--- BEGIN Recorded data ---

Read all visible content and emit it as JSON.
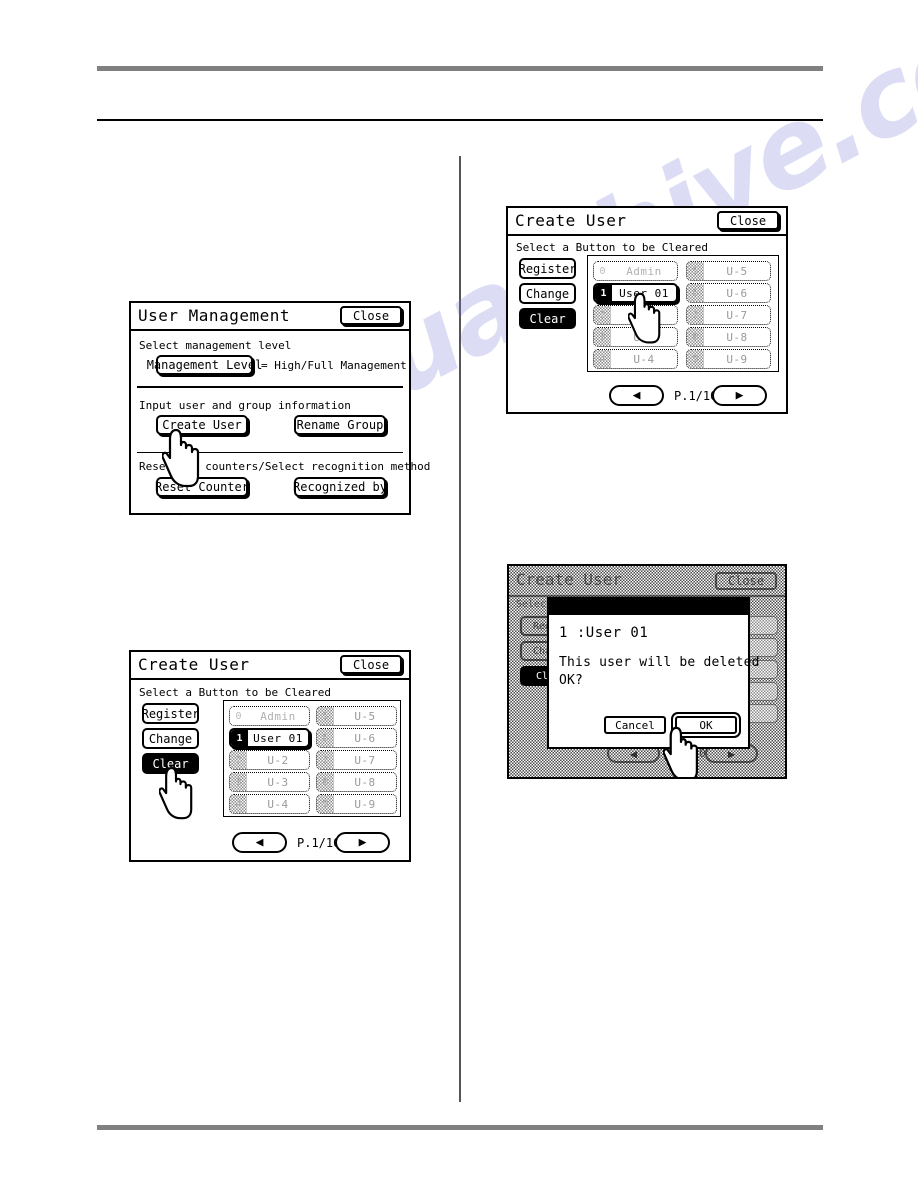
{
  "watermark": "manualshive.com",
  "panels": {
    "user_management": {
      "title": "User Management",
      "close_label": "Close",
      "section1_label": "Select management level",
      "management_level_button": "Management Level",
      "management_level_value": "= High/Full Management",
      "section2_label": "Input user and group information",
      "create_user_button": "Create User",
      "rename_group_button": "Rename Group",
      "section3_label": "Reset all counters/Select recognition method",
      "reset_counter_button": "Reset Counter",
      "recognized_by_button": "Recognized by"
    },
    "create_user_1": {
      "title": "Create User",
      "close_label": "Close",
      "subtitle": "Select a Button to be Cleared",
      "side_buttons": [
        {
          "label": "Register",
          "selected": false
        },
        {
          "label": "Change",
          "selected": false
        },
        {
          "label": "Clear",
          "selected": true
        }
      ],
      "users_left": [
        {
          "index": "0",
          "label": "Admin",
          "active": false,
          "admin": true
        },
        {
          "index": "1",
          "label": "User 01",
          "active": true,
          "admin": false
        },
        {
          "index": "2",
          "label": "U-2",
          "active": false,
          "admin": false
        },
        {
          "index": "3",
          "label": "U-3",
          "active": false,
          "admin": false
        },
        {
          "index": "4",
          "label": "U-4",
          "active": false,
          "admin": false
        }
      ],
      "users_right": [
        {
          "index": "5",
          "label": "U-5",
          "active": false,
          "admin": false
        },
        {
          "index": "6",
          "label": "U-6",
          "active": false,
          "admin": false
        },
        {
          "index": "7",
          "label": "U-7",
          "active": false,
          "admin": false
        },
        {
          "index": "8",
          "label": "U-8",
          "active": false,
          "admin": false
        },
        {
          "index": "9",
          "label": "U-9",
          "active": false,
          "admin": false
        }
      ],
      "prev_icon": "◀",
      "next_icon": "▶",
      "page_indicator": "P.1/10"
    },
    "create_user_2": {
      "title": "Create User",
      "close_label": "Close",
      "subtitle": "Select a Button to be Cleared",
      "side_buttons": [
        {
          "label": "Register",
          "selected": false
        },
        {
          "label": "Change",
          "selected": false
        },
        {
          "label": "Clear",
          "selected": true
        }
      ],
      "users_left": [
        {
          "index": "0",
          "label": "Admin",
          "active": false,
          "admin": true
        },
        {
          "index": "1",
          "label": "User 01",
          "active": true,
          "admin": false
        },
        {
          "index": "2",
          "label": "",
          "active": false,
          "admin": false
        },
        {
          "index": "3",
          "label": "U-3",
          "active": false,
          "admin": false
        },
        {
          "index": "4",
          "label": "U-4",
          "active": false,
          "admin": false
        }
      ],
      "users_right": [
        {
          "index": "5",
          "label": "U-5",
          "active": false,
          "admin": false
        },
        {
          "index": "6",
          "label": "U-6",
          "active": false,
          "admin": false
        },
        {
          "index": "7",
          "label": "U-7",
          "active": false,
          "admin": false
        },
        {
          "index": "8",
          "label": "U-8",
          "active": false,
          "admin": false
        },
        {
          "index": "9",
          "label": "U-9",
          "active": false,
          "admin": false
        }
      ],
      "prev_icon": "◀",
      "next_icon": "▶",
      "page_indicator": "P.1/10"
    },
    "confirm_dialog": {
      "background_title": "Create User",
      "background_close_label": "Close",
      "background_subtitle": "Select a Button to be Cleared",
      "background_side_buttons": [
        {
          "label": "Reg",
          "selected": false
        },
        {
          "label": "Cha",
          "selected": false
        },
        {
          "label": "Cl",
          "selected": true
        }
      ],
      "background_prev_icon": "◀",
      "background_next_icon": "▶",
      "background_page_indicator": "P.1/10",
      "user_line": "1 :User 01",
      "message_line1": "This user will be deleted",
      "message_line2": "OK?",
      "cancel_label": "Cancel",
      "ok_label": "OK"
    }
  }
}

--- END Recorded data ---

— What you will do —
Images should not appear in the copy; retype the listing above exactly.

— Exercise response —
Read all visible content and emit it as JSON.
{
  "watermark": "manualshive.com",
  "panels": {
    "user_management": {
      "title": "User Management",
      "close_label": "Close",
      "section1_label": "Select management level",
      "management_level_button": "Management Level",
      "management_level_value": "= High/Full Management",
      "section2_label": "Input user and group information",
      "create_user_button": "Create User",
      "rename_group_button": "Rename Group",
      "section3_label": "Reset all counters/Select recognition method",
      "reset_counter_button": "Reset Counter",
      "recognized_by_button": "Recognized by"
    },
    "create_user_1": {
      "title": "Create User",
      "close_label": "Close",
      "subtitle": "Select a Button to be Cleared",
      "side_buttons": [
        {
          "label": "Register",
          "selected": false
        },
        {
          "label": "Change",
          "selected": false
        },
        {
          "label": "Clear",
          "selected": true
        }
      ],
      "users_left": [
        {
          "index": "0",
          "label": "Admin",
          "active": false,
          "admin": true
        },
        {
          "index": "1",
          "label": "User 01",
          "active": true,
          "admin": false
        },
        {
          "index": "2",
          "label": "U-2",
          "active": false,
          "admin": false
        },
        {
          "index": "3",
          "label": "U-3",
          "active": false,
          "admin": false
        },
        {
          "index": "4",
          "label": "U-4",
          "active": false,
          "admin": false
        }
      ],
      "users_right": [
        {
          "index": "5",
          "label": "U-5",
          "active": false,
          "admin": false
        },
        {
          "index": "6",
          "label": "U-6",
          "active": false,
          "admin": false
        },
        {
          "index": "7",
          "label": "U-7",
          "active": false,
          "admin": false
        },
        {
          "index": "8",
          "label": "U-8",
          "active": false,
          "admin": false
        },
        {
          "index": "9",
          "label": "U-9",
          "active": false,
          "admin": false
        }
      ],
      "prev_icon": "◀",
      "next_icon": "▶",
      "page_indicator": "P.1/10"
    },
    "create_user_2": {
      "title": "Create User",
      "close_label": "Close",
      "subtitle": "Select a Button to be Cleared",
      "side_buttons": [
        {
          "label": "Register",
          "selected": false
        },
        {
          "label": "Change",
          "selected": false
        },
        {
          "label": "Clear",
          "selected": true
        }
      ],
      "users_left": [
        {
          "index": "0",
          "label": "Admin",
          "active": false,
          "admin": true
        },
        {
          "index": "1",
          "label": "User 01",
          "active": true,
          "admin": false
        },
        {
          "index": "2",
          "label": "",
          "active": false,
          "admin": false
        },
        {
          "index": "3",
          "label": "U-3",
          "active": false,
          "admin": false
        },
        {
          "index": "4",
          "label": "U-4",
          "active": false,
          "admin": false
        }
      ],
      "users_right": [
        {
          "index": "5",
          "label": "U-5",
          "active": false,
          "admin": false
        },
        {
          "index": "6",
          "label": "U-6",
          "active": false,
          "admin": false
        },
        {
          "index": "7",
          "label": "U-7",
          "active": false,
          "admin": false
        },
        {
          "index": "8",
          "label": "U-8",
          "active": false,
          "admin": false
        },
        {
          "index": "9",
          "label": "U-9",
          "active": false,
          "admin": false
        }
      ],
      "prev_icon": "◀",
      "next_icon": "▶",
      "page_indicator": "P.1/10"
    },
    "confirm_dialog": {
      "background_title": "Create User",
      "background_close_label": "Close",
      "background_subtitle": "Select a Button to be Cleared",
      "background_side_buttons": [
        {
          "label": "Reg",
          "selected": false
        },
        {
          "label": "Cha",
          "selected": false
        },
        {
          "label": "Cl",
          "selected": true
        }
      ],
      "background_prev_icon": "◀",
      "background_next_icon": "▶",
      "background_page_indicator": "P.1/10",
      "user_line": "1 :User 01",
      "message_line1": "This user will be deleted",
      "message_line2": "OK?",
      "cancel_label": "Cancel",
      "ok_label": "OK"
    }
  }
}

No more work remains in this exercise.